TASK TO COMPLETE. Output the full material exactly as it appears here.
▼▼▼
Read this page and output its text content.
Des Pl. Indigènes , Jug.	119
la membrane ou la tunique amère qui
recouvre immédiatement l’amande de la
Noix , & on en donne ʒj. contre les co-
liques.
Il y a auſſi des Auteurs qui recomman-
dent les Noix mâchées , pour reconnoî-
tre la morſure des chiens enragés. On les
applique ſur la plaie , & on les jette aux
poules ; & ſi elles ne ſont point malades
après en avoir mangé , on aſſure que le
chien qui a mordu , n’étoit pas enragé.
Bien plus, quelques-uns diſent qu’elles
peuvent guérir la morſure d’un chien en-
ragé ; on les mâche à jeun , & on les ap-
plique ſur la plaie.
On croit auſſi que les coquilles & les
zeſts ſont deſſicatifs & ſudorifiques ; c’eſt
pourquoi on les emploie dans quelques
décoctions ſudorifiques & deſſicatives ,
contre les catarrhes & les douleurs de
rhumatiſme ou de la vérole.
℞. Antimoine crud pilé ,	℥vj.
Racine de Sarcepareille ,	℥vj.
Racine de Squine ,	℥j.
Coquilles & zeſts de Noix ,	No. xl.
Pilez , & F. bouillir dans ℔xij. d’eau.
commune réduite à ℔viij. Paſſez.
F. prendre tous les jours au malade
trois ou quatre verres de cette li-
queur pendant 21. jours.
▲▲▲
ANSWER BELOW.
Read this page and output its text content.
Des Pl. Indigènes , Jug.	119
la membrane ou la tunique amère qui
recouvre immédiatement l’amande de la
Noix , & on en donne ʒj. contre les co-
liques.
Il y a auſſi des Auteurs qui recomman-
dent les Noix mâchées , pour reconnoî-
tre la morſure des chiens enragés. On les
applique ſur la plaie , & on les jette aux
poules ; & ſi elles ne ſont point malades
après en avoir mangé , on aſſure que le
chien qui a mordu , n’étoit pas enragé.
Bien plus, quelques-uns diſent qu’elles
peuvent guérir la morſure d’un chien en-
ragé ; on les mâche à jeun , & on les ap-
plique ſur la plaie.
On croit auſſi que les coquilles & les
zeſts ſont deſſicatifs & ſudorifiques ; c’eſt
pourquoi on les emploie dans quelques
décoctions ſudorifiques & deſſicatives ,
contre les catarrhes & les douleurs de
rhumatiſme ou de la vérole.
℞. Antimoine crud pilé ,	℥vj.
Racine de Sarcepareille ,	℥vj.
Racine de Squine ,	℥j.
Coquilles & zeſts de Noix ,	No. xl.
Pilez , & F. bouillir dans ℔xij. d’eau.
commune réduite à ℔viij. Paſſez.
F. prendre tous les jours au malade
trois ou quatre verres de cette li-
queur pendant 21. jours.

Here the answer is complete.